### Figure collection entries
-=-=-
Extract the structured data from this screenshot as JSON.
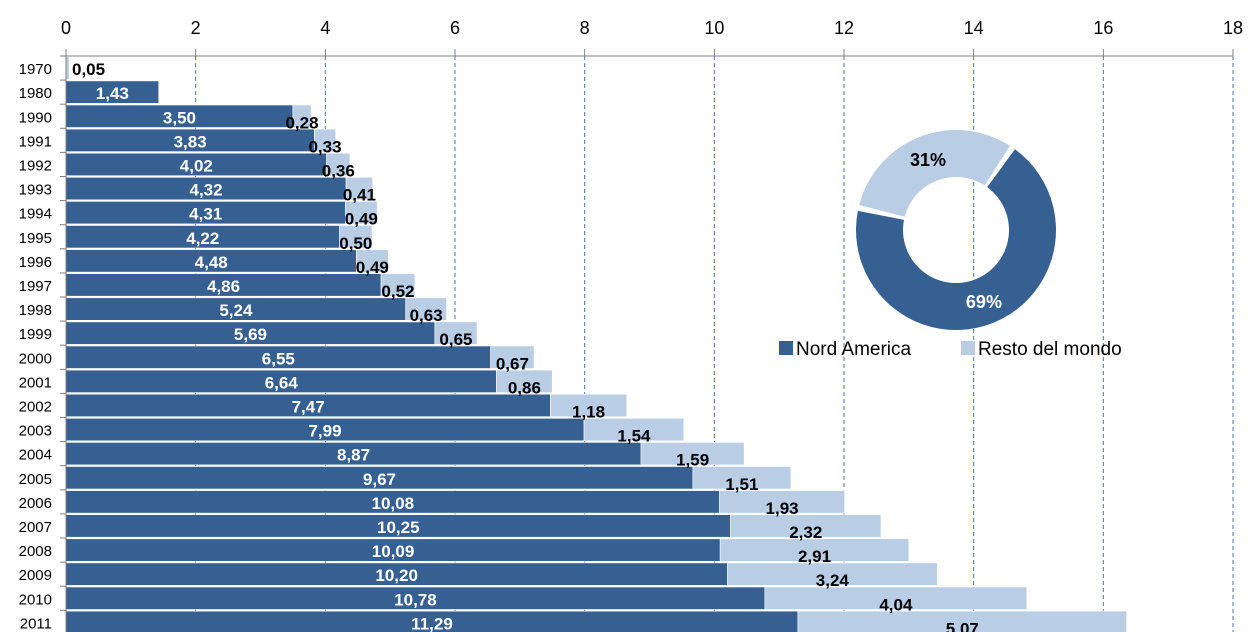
{
  "chart_data": {
    "type": "bar",
    "orientation": "horizontal",
    "stacked": true,
    "xlim": [
      0,
      18
    ],
    "x_ticks": [
      "0",
      "2",
      "4",
      "6",
      "8",
      "10",
      "12",
      "14",
      "16",
      "18"
    ],
    "categories": [
      "1970",
      "1980",
      "1990",
      "1991",
      "1992",
      "1993",
      "1994",
      "1995",
      "1996",
      "1997",
      "1998",
      "1999",
      "2000",
      "2001",
      "2002",
      "2003",
      "2004",
      "2005",
      "2006",
      "2007",
      "2008",
      "2009",
      "2010",
      "2011"
    ],
    "series": [
      {
        "name": "Nord America",
        "color": "#376092",
        "values": [
          0,
          1.43,
          3.5,
          3.83,
          4.02,
          4.32,
          4.31,
          4.22,
          4.48,
          4.86,
          5.24,
          5.69,
          6.55,
          6.64,
          7.47,
          7.99,
          8.87,
          9.67,
          10.08,
          10.25,
          10.09,
          10.2,
          10.78,
          11.29
        ],
        "labels": [
          "",
          "1,43",
          "3,50",
          "3,83",
          "4,02",
          "4,32",
          "4,31",
          "4,22",
          "4,48",
          "4,86",
          "5,24",
          "5,69",
          "6,55",
          "6,64",
          "7,47",
          "7,99",
          "8,87",
          "9,67",
          "10,08",
          "10,25",
          "10,09",
          "10,20",
          "10,78",
          "11,29"
        ]
      },
      {
        "name": "Resto del mondo",
        "color": "#b9cde5",
        "values": [
          0.05,
          0,
          0.28,
          0.33,
          0.36,
          0.41,
          0.49,
          0.5,
          0.49,
          0.52,
          0.63,
          0.65,
          0.67,
          0.86,
          1.18,
          1.54,
          1.59,
          1.51,
          1.93,
          2.32,
          2.91,
          3.24,
          4.04,
          5.07
        ],
        "labels": [
          "0,05",
          "",
          "0,28",
          "0,33",
          "0,36",
          "0,41",
          "0,49",
          "0,50",
          "0,49",
          "0,52",
          "0,63",
          "0,65",
          "0,67",
          "0,86",
          "1,18",
          "1,54",
          "1,59",
          "1,51",
          "1,93",
          "2,32",
          "2,91",
          "3,24",
          "4,04",
          "5,07"
        ]
      }
    ],
    "grid": "vertical dashed",
    "axis_position": "top",
    "legend_position": "right",
    "inset": {
      "type": "pie",
      "style": "donut",
      "slices": [
        {
          "name": "Nord America",
          "value": 69,
          "label": "69%",
          "color": "#376092"
        },
        {
          "name": "Resto del mondo",
          "value": 31,
          "label": "31%",
          "color": "#b9cde5"
        }
      ]
    }
  }
}
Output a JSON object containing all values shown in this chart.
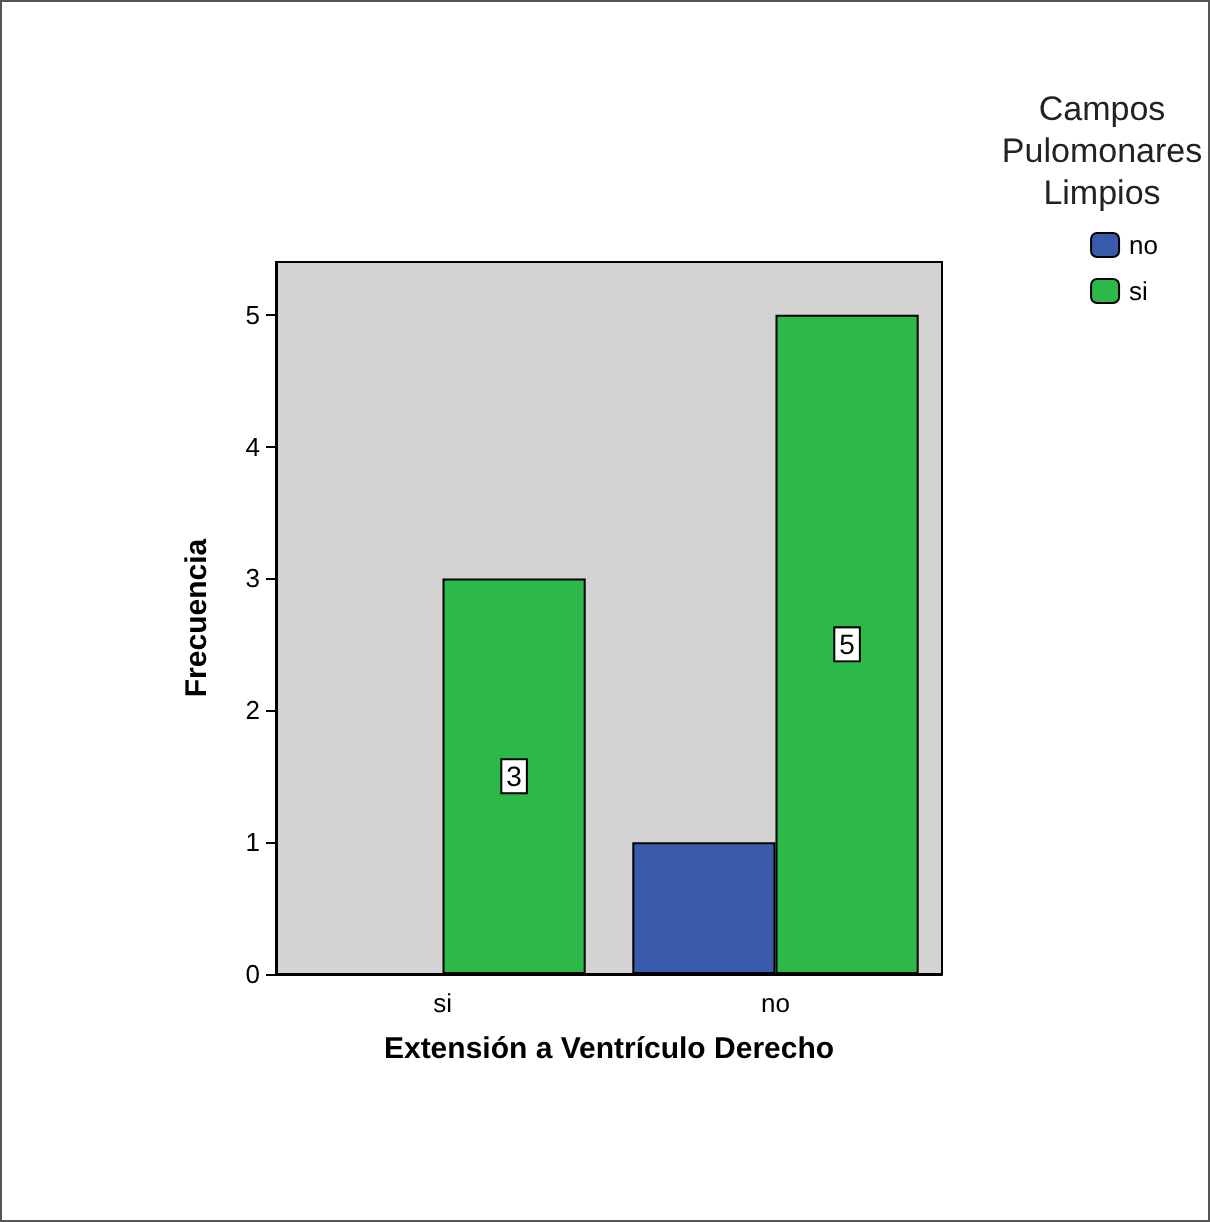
-=-=-
### Short task
Reproduce all the records verbatim, excluding images.

### Result of this exercise
Extract the structured data from this screenshot as JSON.
{
  "chart_data": {
    "type": "bar",
    "orientation": "horizontal",
    "stacked": true,
    "xlim": [
      0,
      18
    ],
    "x_ticks": [
      "0",
      "2",
      "4",
      "6",
      "8",
      "10",
      "12",
      "14",
      "16",
      "18"
    ],
    "categories": [
      "1970",
      "1980",
      "1990",
      "1991",
      "1992",
      "1993",
      "1994",
      "1995",
      "1996",
      "1997",
      "1998",
      "1999",
      "2000",
      "2001",
      "2002",
      "2003",
      "2004",
      "2005",
      "2006",
      "2007",
      "2008",
      "2009",
      "2010",
      "2011"
    ],
    "series": [
      {
        "name": "Nord America",
        "color": "#376092",
        "values": [
          0,
          1.43,
          3.5,
          3.83,
          4.02,
          4.32,
          4.31,
          4.22,
          4.48,
          4.86,
          5.24,
          5.69,
          6.55,
          6.64,
          7.47,
          7.99,
          8.87,
          9.67,
          10.08,
          10.25,
          10.09,
          10.2,
          10.78,
          11.29
        ],
        "labels": [
          "",
          "1,43",
          "3,50",
          "3,83",
          "4,02",
          "4,32",
          "4,31",
          "4,22",
          "4,48",
          "4,86",
          "5,24",
          "5,69",
          "6,55",
          "6,64",
          "7,47",
          "7,99",
          "8,87",
          "9,67",
          "10,08",
          "10,25",
          "10,09",
          "10,20",
          "10,78",
          "11,29"
        ]
      },
      {
        "name": "Resto del mondo",
        "color": "#b9cde5",
        "values": [
          0.05,
          0,
          0.28,
          0.33,
          0.36,
          0.41,
          0.49,
          0.5,
          0.49,
          0.52,
          0.63,
          0.65,
          0.67,
          0.86,
          1.18,
          1.54,
          1.59,
          1.51,
          1.93,
          2.32,
          2.91,
          3.24,
          4.04,
          5.07
        ],
        "labels": [
          "0,05",
          "",
          "0,28",
          "0,33",
          "0,36",
          "0,41",
          "0,49",
          "0,50",
          "0,49",
          "0,52",
          "0,63",
          "0,65",
          "0,67",
          "0,86",
          "1,18",
          "1,54",
          "1,59",
          "1,51",
          "1,93",
          "2,32",
          "2,91",
          "3,24",
          "4,04",
          "5,07"
        ]
      }
    ],
    "grid": "vertical dashed",
    "axis_position": "top",
    "legend_position": "right",
    "inset": {
      "type": "pie",
      "style": "donut",
      "slices": [
        {
          "name": "Nord America",
          "value": 69,
          "label": "69%",
          "color": "#376092"
        },
        {
          "name": "Resto del mondo",
          "value": 31,
          "label": "31%",
          "color": "#b9cde5"
        }
      ]
    }
  }
}
Output a JSON object containing all values shown in this chart.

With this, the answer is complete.